Part of a data file
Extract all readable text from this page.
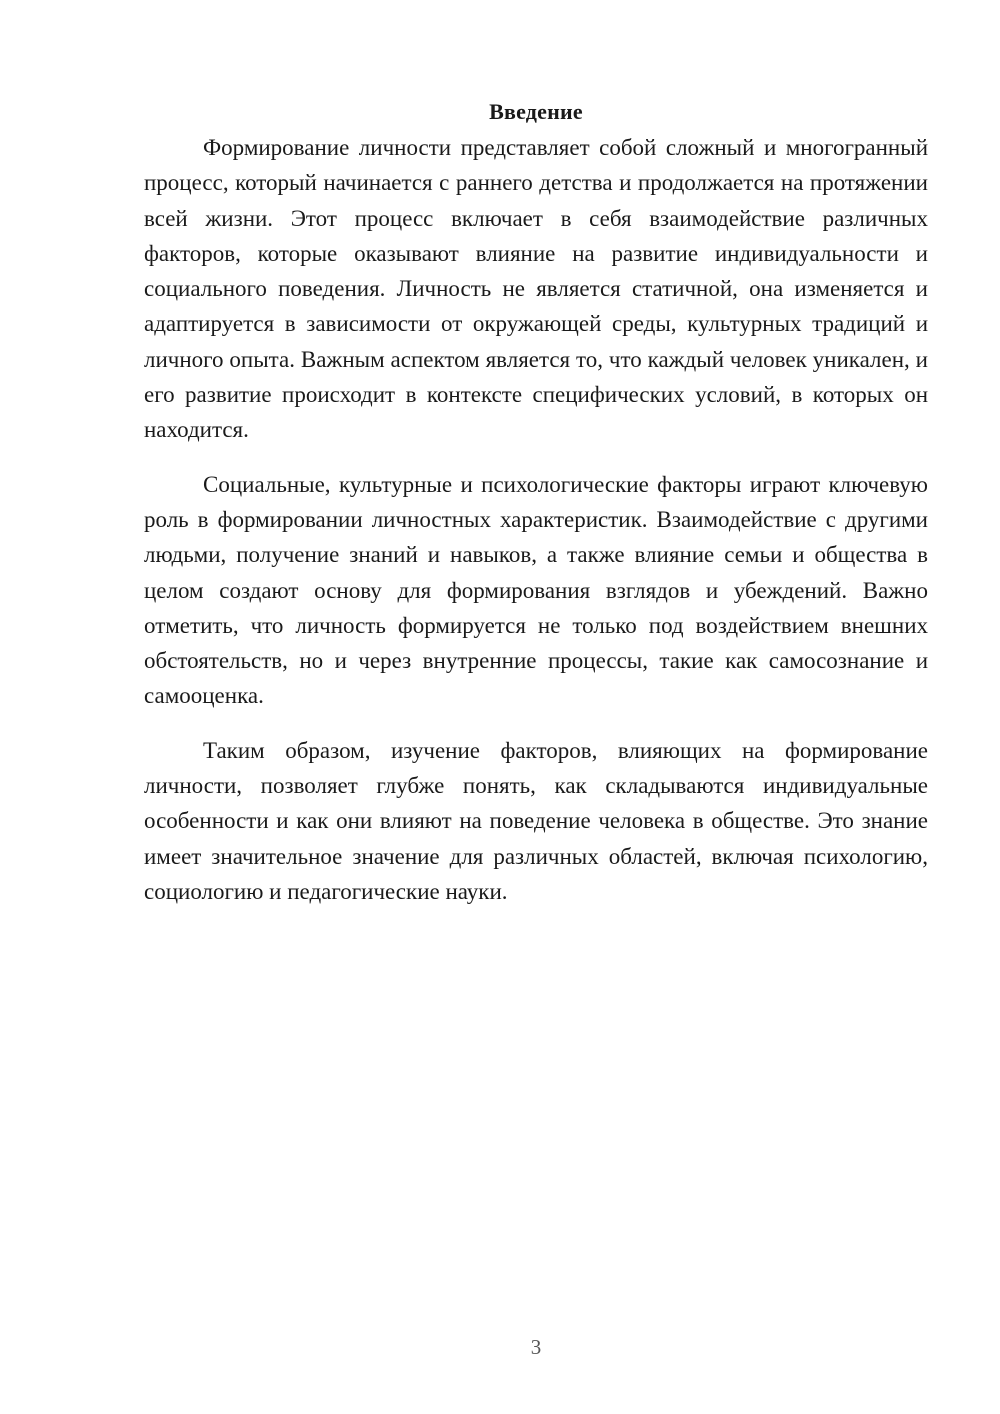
Введение

Формирование личности представляет собой сложный и многогранный процесс, который начинается с раннего детства и продолжается на протяжении всей жизни. Этот процесс включает в себя взаимодействие различных факторов, которые оказывают влияние на развитие индивидуальности и социального поведения. Личность не является статичной, она изменяется и адаптируется в зависимости от окружающей среды, культурных традиций и личного опыта. Важным аспектом является то, что каждый человек уникален, и его развитие происходит в контексте специфических условий, в которых он находится.

Социальные, культурные и психологические факторы играют ключевую роль в формировании личностных характеристик. Взаимодействие с другими людьми, получение знаний и навыков, а также влияние семьи и общества в целом создают основу для формирования взглядов и убеждений. Важно отметить, что личность формируется не только под воздействием внешних обстоятельств, но и через внутренние процессы, такие как самосознание и самооценка.

Таким образом, изучение факторов, влияющих на формирование личности, позволяет глубже понять, как складываются индивидуальные особенности и как они влияют на поведение человека в обществе. Это знание имеет значительное значение для различных областей, включая психологию, социологию и педагогические науки.

3
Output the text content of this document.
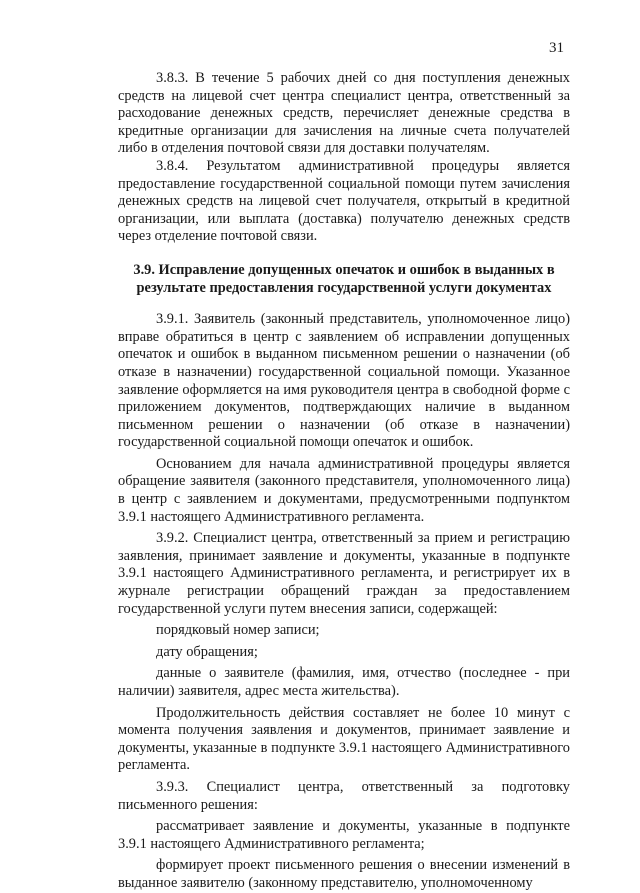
31

3.8.3. В течение 5 рабочих дней со дня поступления денежных средств на лицевой счет центра специалист центра, ответственный за расходование денежных средств, перечисляет денежные средства в кредитные организации для зачисления на личные счета получателей либо в отделения почтовой связи для доставки получателям.

3.8.4. Результатом административной процедуры является предоставление государственной социальной помощи путем зачисления денежных средств на лицевой счет получателя, открытый в кредитной организации, или выплата (доставка) получателю денежных средств через отделение почтовой связи.

3.9. Исправление допущенных опечаток и ошибок в выданных в результате предоставления государственной услуги документах

3.9.1. Заявитель (законный представитель, уполномоченное лицо) вправе обратиться в центр с заявлением об исправлении допущенных опечаток и ошибок в выданном письменном решении о назначении (об отказе в назначении) государственной социальной помощи. Указанное заявление оформляется на имя руководителя центра в свободной форме с приложением документов, подтверждающих наличие в выданном письменном решении о назначении (об отказе в назначении) государственной социальной помощи опечаток и ошибок.

Основанием для начала административной процедуры является обращение заявителя (законного представителя, уполномоченного лица) в центр с заявлением и документами, предусмотренными подпунктом 3.9.1 настоящего Административного регламента.

3.9.2. Специалист центра, ответственный за прием и регистрацию заявления, принимает заявление и документы, указанные в подпункте 3.9.1 настоящего Административного регламента, и регистрирует их в журнале регистрации обращений граждан за предоставлением государственной услуги путем внесения записи, содержащей:

порядковый номер записи;

дату обращения;

данные о заявителе (фамилия, имя, отчество (последнее - при наличии) заявителя, адрес места жительства).

Продолжительность действия составляет не более 10 минут с момента получения заявления и документов, принимает заявление и документы, указанные в подпункте 3.9.1 настоящего Административного регламента.

3.9.3. Специалист центра, ответственный за подготовку письменного решения:

рассматривает заявление и документы, указанные в подпункте 3.9.1 настоящего Административного регламента;

формирует проект письменного решения о внесении изменений в выданное заявителю (законному представителю, уполномоченному
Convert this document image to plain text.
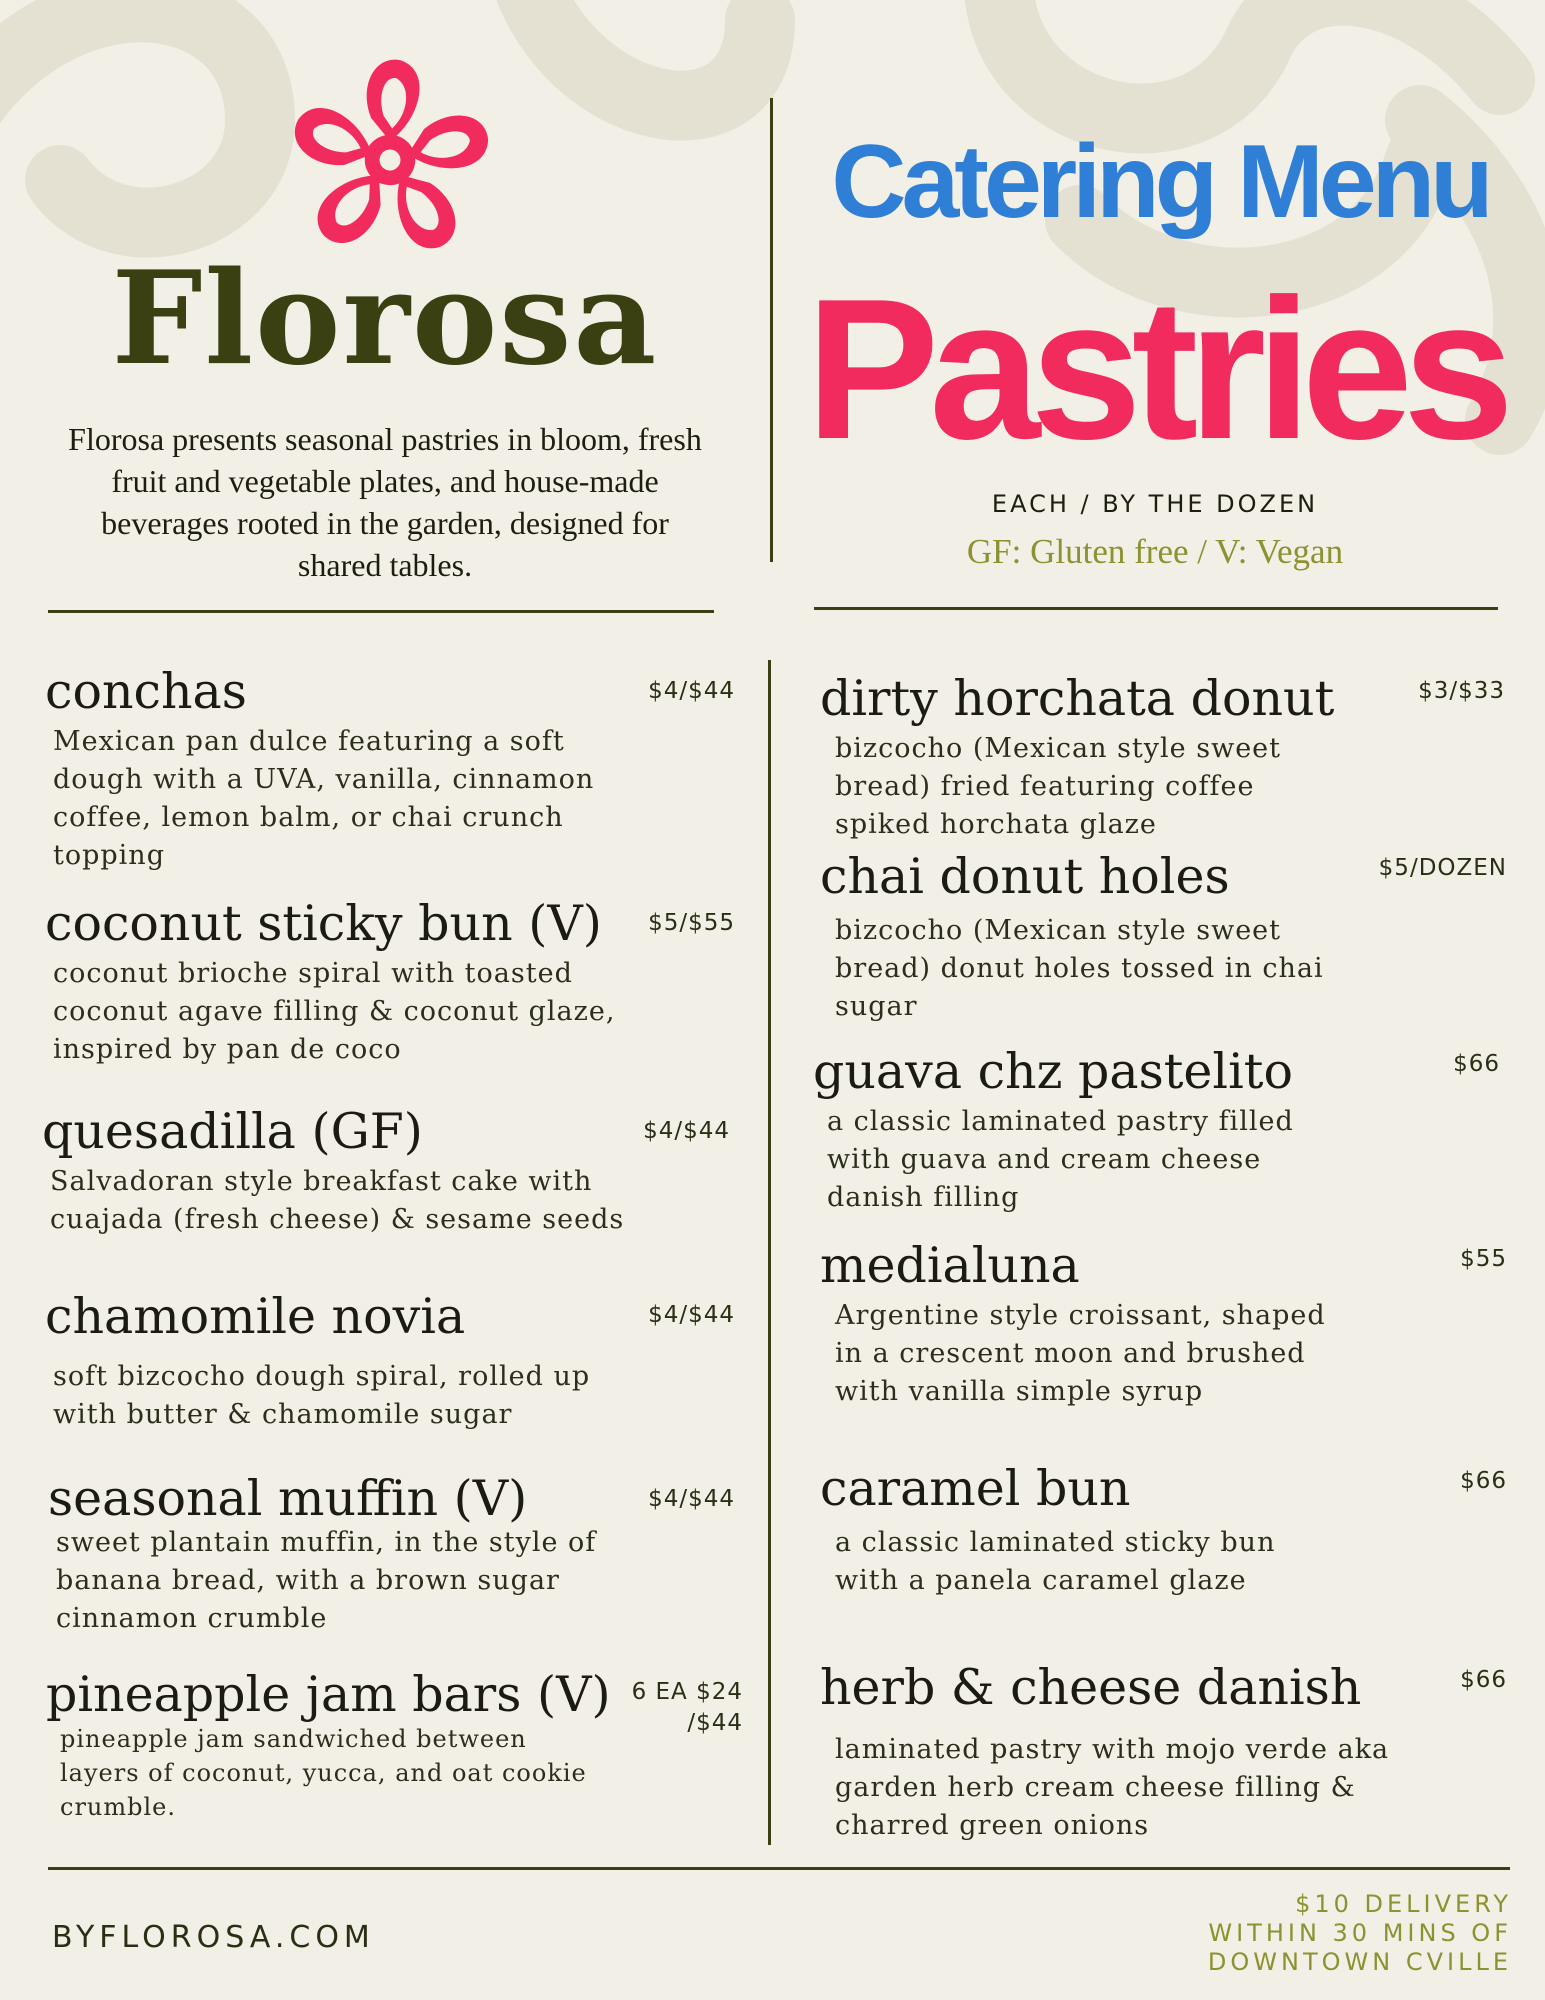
Florosa
Florosa presents seasonal pastries in bloom, fresh fruit and vegetable plates, and house-made beverages rooted in the garden, designed for shared tables.
Catering Menu
Pastries
EACH / BY THE DOZEN
GF: Gluten free / V: Vegan
conchas
Mexican pan dulce featuring a soft dough with a UVA, vanilla, cinnamon coffee, lemon balm, or chai crunch topping
$4/$44
coconut sticky bun (V)
coconut brioche spiral with toasted coconut agave filling & coconut glaze, inspired by pan de coco
$5/$55
quesadilla (GF)
Salvadoran style breakfast cake with cuajada (fresh cheese) & sesame seeds
$4/$44
chamomile novia
soft bizcocho dough spiral, rolled up with butter & chamomile sugar
$4/$44
seasonal muffin (V)
sweet plantain muffin, in the style of banana bread, with a brown sugar cinnamon crumble
$4/$44
pineapple jam bars (V)
pineapple jam sandwiched between layers of coconut, yucca, and oat cookie crumble.
6 EA $24
/$44
dirty horchata donut
bizcocho (Mexican style sweet bread) fried featuring coffee spiked horchata glaze
$3/$33
chai donut holes
bizcocho (Mexican style sweet bread) donut holes tossed in chai sugar
$5/DOZEN
guava chz pastelito
a classic laminated pastry filled with guava and cream cheese danish filling
$66
medialuna
Argentine style croissant, shaped in a crescent moon and brushed with vanilla simple syrup
$55
caramel bun
a classic laminated sticky bun with a panela caramel glaze
$66
herb & cheese danish
laminated pastry with mojo verde aka garden herb cream cheese filling & charred green onions
$66
BYFLOROSA.COM
$10 DELIVERY
WITHIN 30 MINS OF
DOWNTOWN CVILLE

### [Aim]
Pictures are to be left out; all else in the entries above is to be quoted exactly.

### [Task output]
Extract all readable text from this page.
Введение

Формирование личности представляет собой сложный и многогранный процесс, который начинается с раннего детства и продолжается на протяжении всей жизни. Этот процесс включает в себя взаимодействие различных факторов, которые оказывают влияние на развитие индивидуальности и социального поведения. Личность не является статичной, она изменяется и адаптируется в зависимости от окружающей среды, культурных традиций и личного опыта. Важным аспектом является то, что каждый человек уникален, и его развитие происходит в контексте специфических условий, в которых он находится.

Социальные, культурные и психологические факторы играют ключевую роль в формировании личностных характеристик. Взаимодействие с другими людьми, получение знаний и навыков, а также влияние семьи и общества в целом создают основу для формирования взглядов и убеждений. Важно отметить, что личность формируется не только под воздействием внешних обстоятельств, но и через внутренние процессы, такие как самосознание и самооценка.

Таким образом, изучение факторов, влияющих на формирование личности, позволяет глубже понять, как складываются индивидуальные особенности и как они влияют на поведение человека в обществе. Это знание имеет значительное значение для различных областей, включая психологию, социологию и педагогические науки.

3
Output the text content of this document.
31

3.8.3. В течение 5 рабочих дней со дня поступления денежных средств на лицевой счет центра специалист центра, ответственный за расходование денежных средств, перечисляет денежные средства в кредитные организации для зачисления на личные счета получателей либо в отделения почтовой связи для доставки получателям.

3.8.4. Результатом административной процедуры является предоставление государственной социальной помощи путем зачисления денежных средств на лицевой счет получателя, открытый в кредитной организации, или выплата (доставка) получателю денежных средств через отделение почтовой связи.

3.9. Исправление допущенных опечаток и ошибок в выданных в результате предоставления государственной услуги документах

3.9.1. Заявитель (законный представитель, уполномоченное лицо) вправе обратиться в центр с заявлением об исправлении допущенных опечаток и ошибок в выданном письменном решении о назначении (об отказе в назначении) государственной социальной помощи. Указанное заявление оформляется на имя руководителя центра в свободной форме с приложением документов, подтверждающих наличие в выданном письменном решении о назначении (об отказе в назначении) государственной социальной помощи опечаток и ошибок.

Основанием для начала административной процедуры является обращение заявителя (законного представителя, уполномоченного лица) в центр с заявлением и документами, предусмотренными подпунктом 3.9.1 настоящего Административного регламента.

3.9.2. Специалист центра, ответственный за прием и регистрацию заявления, принимает заявление и документы, указанные в подпункте 3.9.1 настоящего Административного регламента, и регистрирует их в журнале регистрации обращений граждан за предоставлением государственной услуги путем внесения записи, содержащей:

порядковый номер записи;

дату обращения;

данные о заявителе (фамилия, имя, отчество (последнее - при наличии) заявителя, адрес места жительства).

Продолжительность действия составляет не более 10 минут с момента получения заявления и документов, принимает заявление и документы, указанные в подпункте 3.9.1 настоящего Административного регламента.

3.9.3. Специалист центра, ответственный за подготовку письменного решения:

рассматривает заявление и документы, указанные в подпункте 3.9.1 настоящего Административного регламента;

формирует проект письменного решения о внесении изменений в выданное заявителю (законному представителю, уполномоченному
Convert this document image to plain text.
Florosa
Florosa presents seasonal pastries in bloom, fresh fruit and vegetable plates, and house-made beverages rooted in the garden, designed for shared tables.
Catering Menu
Pastries
EACH / BY THE DOZEN
GF: Gluten free / V: Vegan
conchas
Mexican pan dulce featuring a soft dough with a UVA, vanilla, cinnamon coffee, lemon balm, or chai crunch topping
$4/$44
coconut sticky bun (V)
coconut brioche spiral with toasted coconut agave filling & coconut glaze, inspired by pan de coco
$5/$55
quesadilla (GF)
Salvadoran style breakfast cake with cuajada (fresh cheese) & sesame seeds
$4/$44
chamomile novia
soft bizcocho dough spiral, rolled up with butter & chamomile sugar
$4/$44
seasonal muffin (V)
sweet plantain muffin, in the style of banana bread, with a brown sugar cinnamon crumble
$4/$44
pineapple jam bars (V)
pineapple jam sandwiched between layers of coconut, yucca, and oat cookie crumble.
6 EA $24
/$44
dirty horchata donut
bizcocho (Mexican style sweet bread) fried featuring coffee spiked horchata glaze
$3/$33
chai donut holes
bizcocho (Mexican style sweet bread) donut holes tossed in chai sugar
$5/DOZEN
guava chz pastelito
a classic laminated pastry filled with guava and cream cheese danish filling
$66
medialuna
Argentine style croissant, shaped in a crescent moon and brushed with vanilla simple syrup
$55
caramel bun
a classic laminated sticky bun with a panela caramel glaze
$66
herb & cheese danish
laminated pastry with mojo verde aka garden herb cream cheese filling & charred green onions
$66
BYFLOROSA.COM
$10 DELIVERY
WITHIN 30 MINS OF
DOWNTOWN CVILLE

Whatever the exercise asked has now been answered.